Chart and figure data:
---+---
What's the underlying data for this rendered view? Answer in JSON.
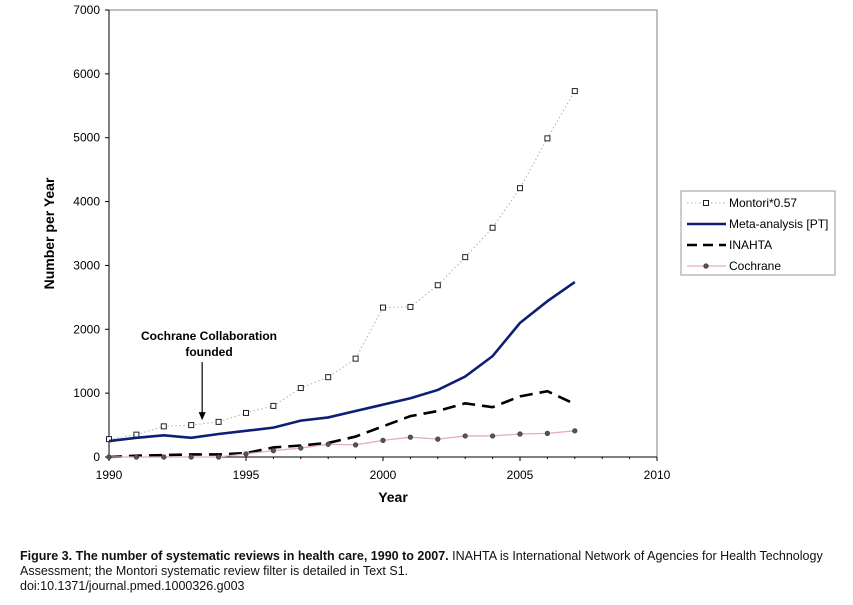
{
  "chart_data": {
    "type": "line",
    "xlabel": "Year",
    "ylabel": "Number per Year",
    "xlim": [
      1990,
      2010
    ],
    "ylim": [
      0,
      7000
    ],
    "xticks": [
      1990,
      1995,
      2000,
      2005,
      2010
    ],
    "yticks": [
      0,
      1000,
      2000,
      3000,
      4000,
      5000,
      6000,
      7000
    ],
    "grid": false,
    "legend_position": "right",
    "x": [
      1990,
      1991,
      1992,
      1993,
      1994,
      1995,
      1996,
      1997,
      1998,
      1999,
      2000,
      2001,
      2002,
      2003,
      2004,
      2005,
      2006,
      2007
    ],
    "series": [
      {
        "name": "Montori*0.57",
        "style": "dotted-square",
        "color": "#b0b0b0",
        "values": [
          280,
          350,
          480,
          500,
          550,
          690,
          800,
          1080,
          1250,
          1540,
          2340,
          2350,
          2690,
          3130,
          3590,
          4210,
          4990,
          5730
        ]
      },
      {
        "name": "Meta-analysis [PT]",
        "style": "solid",
        "color": "#0d1f74",
        "values": [
          250,
          300,
          340,
          300,
          360,
          410,
          460,
          570,
          620,
          720,
          820,
          920,
          1050,
          1260,
          1580,
          2100,
          2440,
          2740
        ]
      },
      {
        "name": "INAHTA",
        "style": "dashed",
        "color": "#000000",
        "values": [
          0,
          20,
          30,
          40,
          40,
          60,
          150,
          180,
          220,
          320,
          480,
          640,
          720,
          840,
          780,
          950,
          1030,
          830
        ]
      },
      {
        "name": "Cochrane",
        "style": "dot-marker",
        "color": "#e7a9c8",
        "values": [
          0,
          0,
          0,
          0,
          0,
          50,
          100,
          140,
          200,
          190,
          260,
          310,
          280,
          330,
          330,
          360,
          370,
          410
        ]
      }
    ],
    "annotation": {
      "line1": "Cochrane Collaboration",
      "line2": "founded",
      "x": 1993.4,
      "arrow_to_y": 60
    }
  },
  "caption": {
    "lead": "Figure 3. The number of systematic reviews in health care, 1990 to 2007.",
    "text": " INAHTA is International Network of Agencies for Health Technology Assessment; the Montori systematic review filter is detailed in Text S1.",
    "doi": "doi:10.1371/journal.pmed.1000326.g003"
  }
}
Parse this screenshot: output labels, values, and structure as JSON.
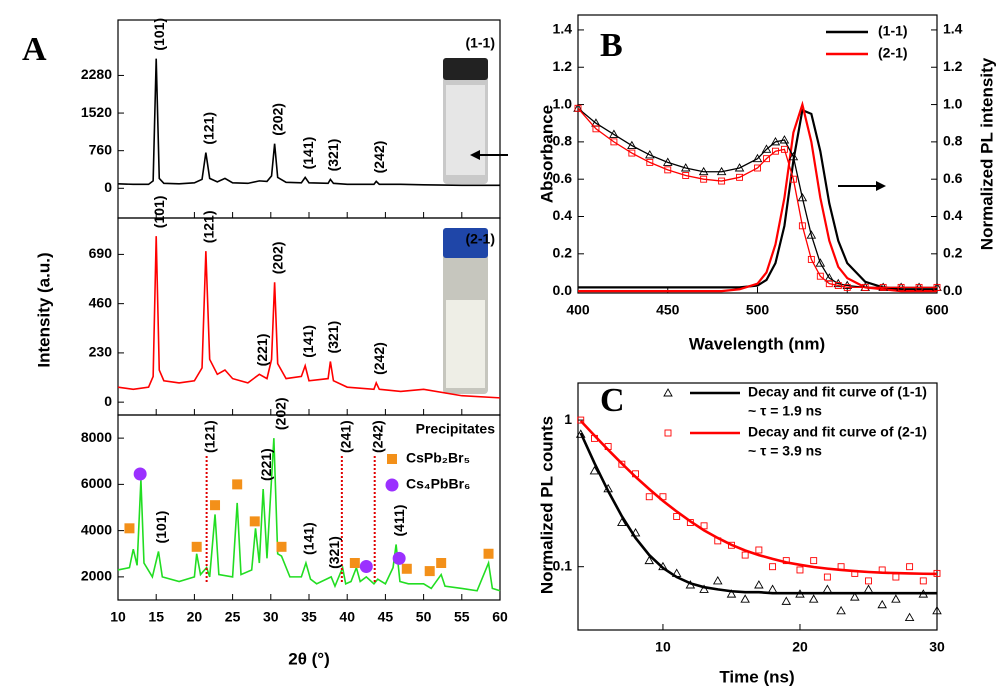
{
  "chart_data": [
    {
      "type": "line",
      "panel_label": "A",
      "title": "(1-1)",
      "color": "#000000",
      "xlim": [
        10,
        60
      ],
      "ylim": [
        -600,
        3400
      ],
      "yticks": [
        0,
        760,
        1520,
        2280
      ],
      "x": [
        10,
        12,
        14,
        14.6,
        15,
        15.4,
        16,
        18,
        20,
        21,
        21.5,
        22,
        23,
        24,
        25,
        27,
        28.5,
        29.5,
        30.1,
        30.5,
        30.9,
        32,
        34,
        34.5,
        35,
        37.5,
        37.8,
        38.2,
        40,
        43.5,
        43.8,
        44.2,
        47,
        50,
        55,
        60
      ],
      "values": [
        90,
        80,
        80,
        150,
        2620,
        200,
        100,
        90,
        110,
        180,
        720,
        200,
        130,
        200,
        110,
        100,
        150,
        140,
        250,
        900,
        220,
        120,
        110,
        220,
        110,
        100,
        180,
        100,
        80,
        80,
        140,
        80,
        80,
        70,
        60,
        60
      ],
      "peak_labels": [
        {
          "label": "(101)",
          "x": 15
        },
        {
          "label": "(121)",
          "x": 21.5
        },
        {
          "label": "(202)",
          "x": 30.5
        },
        {
          "label": "(141)",
          "x": 34.5
        },
        {
          "label": "(321)",
          "x": 37.8
        },
        {
          "label": "(242)",
          "x": 43.8
        }
      ]
    },
    {
      "type": "line",
      "title": "(2-1)",
      "ylabel": "Intensity (a.u.)",
      "color": "#ff0000",
      "xlim": [
        10,
        60
      ],
      "ylim": [
        -60,
        860
      ],
      "yticks": [
        0,
        230,
        460,
        690
      ],
      "x": [
        10,
        12,
        14,
        14.6,
        15,
        15.4,
        16,
        18,
        20,
        21,
        21.5,
        22,
        23,
        24,
        25,
        27,
        28.5,
        29.5,
        30.1,
        30.5,
        30.9,
        32,
        34,
        34.5,
        35,
        37.5,
        37.8,
        38.2,
        40,
        43.5,
        43.8,
        44.2,
        47,
        50,
        55,
        60
      ],
      "values": [
        70,
        60,
        70,
        120,
        775,
        150,
        100,
        90,
        100,
        160,
        705,
        200,
        130,
        150,
        110,
        90,
        130,
        110,
        200,
        560,
        180,
        110,
        120,
        170,
        100,
        110,
        190,
        100,
        70,
        60,
        90,
        60,
        50,
        60,
        30,
        20
      ],
      "peak_labels": [
        {
          "label": "(101)",
          "x": 15
        },
        {
          "label": "(121)",
          "x": 21.5
        },
        {
          "label": "(221)",
          "x": 28.5
        },
        {
          "label": "(202)",
          "x": 30.5
        },
        {
          "label": "(141)",
          "x": 34.5
        },
        {
          "label": "(321)",
          "x": 37.8
        },
        {
          "label": "(242)",
          "x": 43.8
        }
      ]
    },
    {
      "type": "line",
      "title": "Precipitates",
      "xlabel": "2θ (°)",
      "color": "#22dd22",
      "xlim": [
        10,
        60
      ],
      "ylim": [
        1000,
        9000
      ],
      "yticks": [
        2000,
        4000,
        6000,
        8000
      ],
      "xticks": [
        10,
        15,
        20,
        25,
        30,
        35,
        40,
        45,
        50,
        55,
        60
      ],
      "x": [
        10,
        11.5,
        12,
        12.5,
        13,
        13.4,
        14.5,
        15.3,
        15.8,
        18,
        20,
        20.3,
        20.8,
        21.6,
        22,
        22.7,
        23.2,
        25,
        25.6,
        26.1,
        27.5,
        28,
        28.5,
        29,
        29.5,
        30.4,
        30.9,
        31.4,
        32.5,
        34,
        34.6,
        35.2,
        36,
        37.9,
        38.4,
        39.4,
        39.8,
        40.5,
        41.2,
        41.7,
        42.5,
        43.5,
        44,
        45,
        46,
        46.4,
        46.9,
        48,
        50,
        51,
        52.3,
        52.8,
        55,
        57,
        58.5,
        59,
        60
      ],
      "values": [
        2300,
        2400,
        3200,
        2500,
        6200,
        2600,
        2000,
        3100,
        2000,
        1800,
        2000,
        3000,
        2100,
        2400,
        2000,
        4700,
        2100,
        2000,
        5200,
        2100,
        2300,
        4100,
        2600,
        5800,
        2800,
        8000,
        3000,
        2900,
        2000,
        2000,
        2600,
        1900,
        1700,
        2000,
        1600,
        2400,
        1700,
        1800,
        2400,
        1800,
        2000,
        1700,
        1900,
        1700,
        2400,
        3400,
        1800,
        1700,
        1700,
        1500,
        2100,
        1600,
        1500,
        1400,
        2600,
        1500,
        1400
      ],
      "markers": [
        {
          "name": "CsPb₂Br₅",
          "color": "#f39019",
          "shape": "square",
          "x": [
            11.5,
            20.3,
            22.7,
            25.6,
            27.9,
            31.4,
            41,
            47.8,
            50.8,
            52.3,
            58.5
          ],
          "values": [
            4100,
            3300,
            5100,
            6000,
            4400,
            3300,
            2600,
            2350,
            2250,
            2600,
            3000
          ]
        },
        {
          "name": "Cs₄PbBr₆",
          "color": "#9b30ff",
          "shape": "circle",
          "x": [
            12.9,
            42.5,
            46.8
          ],
          "values": [
            6450,
            2450,
            2800
          ]
        }
      ],
      "ref_lines": {
        "color": "#e00000",
        "x": [
          21.6,
          39.3,
          43.6
        ]
      },
      "peak_labels": [
        {
          "label": "(101)",
          "x": 15.3
        },
        {
          "label": "(121)",
          "x": 21.6
        },
        {
          "label": "(221)",
          "x": 29
        },
        {
          "label": "(202)",
          "x": 30.9
        },
        {
          "label": "(141)",
          "x": 34.6
        },
        {
          "label": "(321)",
          "x": 37.9
        },
        {
          "label": "(241)",
          "x": 39.4
        },
        {
          "label": "(242)",
          "x": 43.6
        },
        {
          "label": "(411)",
          "x": 46.4
        }
      ]
    },
    {
      "type": "line",
      "panel_label": "B",
      "xlabel": "Wavelength (nm)",
      "ylabel": "Absorbance",
      "y2label": "Normalized PL intensity",
      "legend": "upper right",
      "xlim": [
        400,
        600
      ],
      "ylim": [
        -0.01,
        1.48
      ],
      "y2lim": [
        -0.01,
        1.48
      ],
      "xticks": [
        400,
        450,
        500,
        550,
        600
      ],
      "yticks": [
        {
          "value": 0,
          "label": "0.0"
        },
        0.2,
        0.4,
        0.6,
        0.8,
        {
          "value": 1,
          "label": "1.0"
        },
        1.2,
        1.4
      ],
      "y2ticks": [
        {
          "value": 0,
          "label": "0.0"
        },
        0.2,
        0.4,
        0.6,
        0.8,
        {
          "value": 1,
          "label": "1.0"
        },
        1.2,
        1.4
      ],
      "x": [
        400,
        410,
        420,
        430,
        440,
        450,
        460,
        470,
        480,
        490,
        500,
        505,
        510,
        515,
        520,
        525,
        530,
        535,
        540,
        545,
        550,
        560,
        570,
        580,
        590,
        600
      ],
      "series": [
        {
          "name": "(1-1)",
          "color": "#000000",
          "marker": "triangle",
          "values": [
            0.98,
            0.9,
            0.84,
            0.78,
            0.73,
            0.69,
            0.66,
            0.64,
            0.64,
            0.66,
            0.71,
            0.76,
            0.8,
            0.81,
            0.72,
            0.5,
            0.3,
            0.15,
            0.07,
            0.04,
            0.03,
            0.02,
            0.02,
            0.02,
            0.02,
            0.02
          ]
        },
        {
          "name": "(2-1)",
          "color": "#ff0000",
          "marker": "square",
          "values": [
            0.98,
            0.87,
            0.8,
            0.74,
            0.69,
            0.65,
            0.62,
            0.6,
            0.59,
            0.61,
            0.66,
            0.71,
            0.75,
            0.76,
            0.6,
            0.35,
            0.17,
            0.08,
            0.04,
            0.03,
            0.02,
            0.02,
            0.02,
            0.02,
            0.02,
            0.02
          ]
        }
      ],
      "y2_series": [
        {
          "color": "#000000",
          "axis": "y2",
          "values": [
            0.02,
            0.02,
            0.02,
            0.02,
            0.02,
            0.02,
            0.02,
            0.02,
            0.02,
            0.02,
            0.03,
            0.06,
            0.15,
            0.35,
            0.7,
            0.97,
            0.95,
            0.75,
            0.47,
            0.27,
            0.15,
            0.05,
            0.02,
            0.01,
            0.01,
            0.01
          ]
        },
        {
          "color": "#ff0000",
          "axis": "y2",
          "values": [
            0,
            0,
            0,
            0,
            0,
            0,
            0,
            0,
            0,
            0.01,
            0.04,
            0.1,
            0.25,
            0.5,
            0.85,
            1,
            0.8,
            0.5,
            0.27,
            0.13,
            0.07,
            0.02,
            0.01,
            0,
            0,
            0
          ]
        }
      ]
    },
    {
      "type": "scatter",
      "panel_label": "C",
      "xlabel": "Time (ns)",
      "ylabel": "Normalized PL counts",
      "log_y": true,
      "xlim": [
        3.8,
        30
      ],
      "ylim": [
        0.037,
        1.79
      ],
      "xticks": [
        10,
        20,
        30
      ],
      "yticks": [
        0.1,
        1
      ],
      "x": [
        4,
        5,
        6,
        7,
        8,
        9,
        10,
        11,
        12,
        13,
        14,
        15,
        16,
        17,
        18,
        19,
        20,
        21,
        22,
        23,
        24,
        25,
        26,
        27,
        28,
        29,
        30
      ],
      "series": [
        {
          "name": "Decay and fit curve of (1-1)",
          "annotation": "~ τ = 1.9 ns",
          "color": "#000000",
          "marker": "triangle",
          "values": [
            0.8,
            0.45,
            0.34,
            0.2,
            0.17,
            0.11,
            0.1,
            0.09,
            0.075,
            0.07,
            0.08,
            0.065,
            0.06,
            0.075,
            0.07,
            0.058,
            0.065,
            0.06,
            0.07,
            0.05,
            0.062,
            0.07,
            0.055,
            0.06,
            0.045,
            0.065,
            0.05
          ],
          "fit": [
            0.816,
            0.509,
            0.328,
            0.221,
            0.157,
            0.12,
            0.098,
            0.085,
            0.077,
            0.0725,
            0.07,
            0.068,
            0.067,
            0.067,
            0.066,
            0.066,
            0.066,
            0.066,
            0.066,
            0.066,
            0.066,
            0.066,
            0.066,
            0.066,
            0.066,
            0.066,
            0.066
          ]
        },
        {
          "name": "Decay and fit curve of (2-1)",
          "annotation": "~ τ = 3.9 ns",
          "color": "#ff0000",
          "marker": "square",
          "values": [
            1,
            0.75,
            0.66,
            0.5,
            0.43,
            0.3,
            0.3,
            0.22,
            0.2,
            0.19,
            0.15,
            0.14,
            0.12,
            0.13,
            0.1,
            0.11,
            0.095,
            0.11,
            0.085,
            0.1,
            0.09,
            0.08,
            0.095,
            0.085,
            0.1,
            0.08,
            0.09
          ],
          "fit": [
            0.988,
            0.785,
            0.627,
            0.505,
            0.41,
            0.338,
            0.281,
            0.238,
            0.204,
            0.177,
            0.157,
            0.141,
            0.129,
            0.12,
            0.113,
            0.107,
            0.103,
            0.0995,
            0.097,
            0.095,
            0.0934,
            0.092,
            0.091,
            0.0905,
            0.09,
            0.0895,
            0.0892
          ]
        }
      ]
    }
  ]
}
---+---
#### Exercise description
Collect each line containing the string "INAHTA".

#### Solution for this exercise
        "name": "INAHTA",
    "text": " INAHTA is International Network of Agencies for Health Technology Assessment; the Montori systematic review filter is detailed in Text S1.",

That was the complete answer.